Requirement: Return the records that follow, matching each one exactly.

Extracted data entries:

___

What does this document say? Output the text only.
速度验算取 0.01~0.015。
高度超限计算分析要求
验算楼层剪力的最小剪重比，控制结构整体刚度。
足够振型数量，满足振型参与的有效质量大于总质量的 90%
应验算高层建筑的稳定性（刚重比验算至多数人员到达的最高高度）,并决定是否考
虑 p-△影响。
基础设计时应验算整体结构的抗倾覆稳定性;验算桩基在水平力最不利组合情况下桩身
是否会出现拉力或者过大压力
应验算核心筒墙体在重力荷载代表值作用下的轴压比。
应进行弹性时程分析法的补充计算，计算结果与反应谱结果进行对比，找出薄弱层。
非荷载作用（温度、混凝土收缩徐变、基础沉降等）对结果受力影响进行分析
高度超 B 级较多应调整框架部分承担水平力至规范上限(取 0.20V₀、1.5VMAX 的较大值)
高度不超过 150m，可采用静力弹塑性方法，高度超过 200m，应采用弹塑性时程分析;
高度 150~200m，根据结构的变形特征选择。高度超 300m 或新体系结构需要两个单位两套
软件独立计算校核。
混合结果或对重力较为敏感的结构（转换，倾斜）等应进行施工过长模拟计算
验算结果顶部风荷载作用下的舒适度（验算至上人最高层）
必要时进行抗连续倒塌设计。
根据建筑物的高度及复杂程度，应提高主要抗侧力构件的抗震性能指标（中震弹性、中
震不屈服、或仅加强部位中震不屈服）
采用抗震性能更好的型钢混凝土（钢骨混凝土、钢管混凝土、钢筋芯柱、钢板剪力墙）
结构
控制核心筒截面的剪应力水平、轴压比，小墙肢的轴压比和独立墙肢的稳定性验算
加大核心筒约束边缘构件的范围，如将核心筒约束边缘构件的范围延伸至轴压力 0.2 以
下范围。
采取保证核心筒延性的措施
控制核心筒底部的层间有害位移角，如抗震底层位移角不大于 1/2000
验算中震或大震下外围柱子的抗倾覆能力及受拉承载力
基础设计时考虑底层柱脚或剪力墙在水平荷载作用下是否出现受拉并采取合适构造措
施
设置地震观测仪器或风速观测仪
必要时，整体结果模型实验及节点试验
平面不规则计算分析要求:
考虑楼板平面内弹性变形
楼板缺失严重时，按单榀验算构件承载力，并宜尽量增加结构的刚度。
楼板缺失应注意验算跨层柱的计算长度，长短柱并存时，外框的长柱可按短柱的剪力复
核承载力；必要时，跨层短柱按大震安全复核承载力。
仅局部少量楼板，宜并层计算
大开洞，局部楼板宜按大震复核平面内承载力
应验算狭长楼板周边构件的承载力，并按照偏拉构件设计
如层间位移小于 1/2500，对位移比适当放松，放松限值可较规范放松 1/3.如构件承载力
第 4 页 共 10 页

___

Answer to this exercise:
What does this document say? Output the text only.
速度验算取 0.01~0.015。
高度超限计算分析要求
验算楼层剪力的最小剪重比，控制结构整体刚度。
足够振型数量，满足振型参与的有效质量大于总质量的 90%
应验算高层建筑的稳定性（刚重比验算至多数人员到达的最高高度）,并决定是否考
虑 p-△影响。
基础设计时应验算整体结构的抗倾覆稳定性;验算桩基在水平力最不利组合情况下桩身
是否会出现拉力或者过大压力
应验算核心筒墙体在重力荷载代表值作用下的轴压比。
应进行弹性时程分析法的补充计算，计算结果与反应谱结果进行对比，找出薄弱层。
非荷载作用（温度、混凝土收缩徐变、基础沉降等）对结果受力影响进行分析
高度超 B 级较多应调整框架部分承担水平力至规范上限(取 0.20V₀、1.5VMAX 的较大值)
高度不超过 150m，可采用静力弹塑性方法，高度超过 200m，应采用弹塑性时程分析;
高度 150~200m，根据结构的变形特征选择。高度超 300m 或新体系结构需要两个单位两套
软件独立计算校核。
混合结果或对重力较为敏感的结构（转换，倾斜）等应进行施工过长模拟计算
验算结果顶部风荷载作用下的舒适度（验算至上人最高层）
必要时进行抗连续倒塌设计。
根据建筑物的高度及复杂程度，应提高主要抗侧力构件的抗震性能指标（中震弹性、中
震不屈服、或仅加强部位中震不屈服）
采用抗震性能更好的型钢混凝土（钢骨混凝土、钢管混凝土、钢筋芯柱、钢板剪力墙）
结构
控制核心筒截面的剪应力水平、轴压比，小墙肢的轴压比和独立墙肢的稳定性验算
加大核心筒约束边缘构件的范围，如将核心筒约束边缘构件的范围延伸至轴压力 0.2 以
下范围。
采取保证核心筒延性的措施
控制核心筒底部的层间有害位移角，如抗震底层位移角不大于 1/2000
验算中震或大震下外围柱子的抗倾覆能力及受拉承载力
基础设计时考虑底层柱脚或剪力墙在水平荷载作用下是否出现受拉并采取合适构造措
施
设置地震观测仪器或风速观测仪
必要时，整体结果模型实验及节点试验
平面不规则计算分析要求:
考虑楼板平面内弹性变形
楼板缺失严重时，按单榀验算构件承载力，并宜尽量增加结构的刚度。
楼板缺失应注意验算跨层柱的计算长度，长短柱并存时，外框的长柱可按短柱的剪力复
核承载力；必要时，跨层短柱按大震安全复核承载力。
仅局部少量楼板，宜并层计算
大开洞，局部楼板宜按大震复核平面内承载力
应验算狭长楼板周边构件的承载力，并按照偏拉构件设计
如层间位移小于 1/2500，对位移比适当放松，放松限值可较规范放松 1/3.如构件承载力
第 4 页 共 10 页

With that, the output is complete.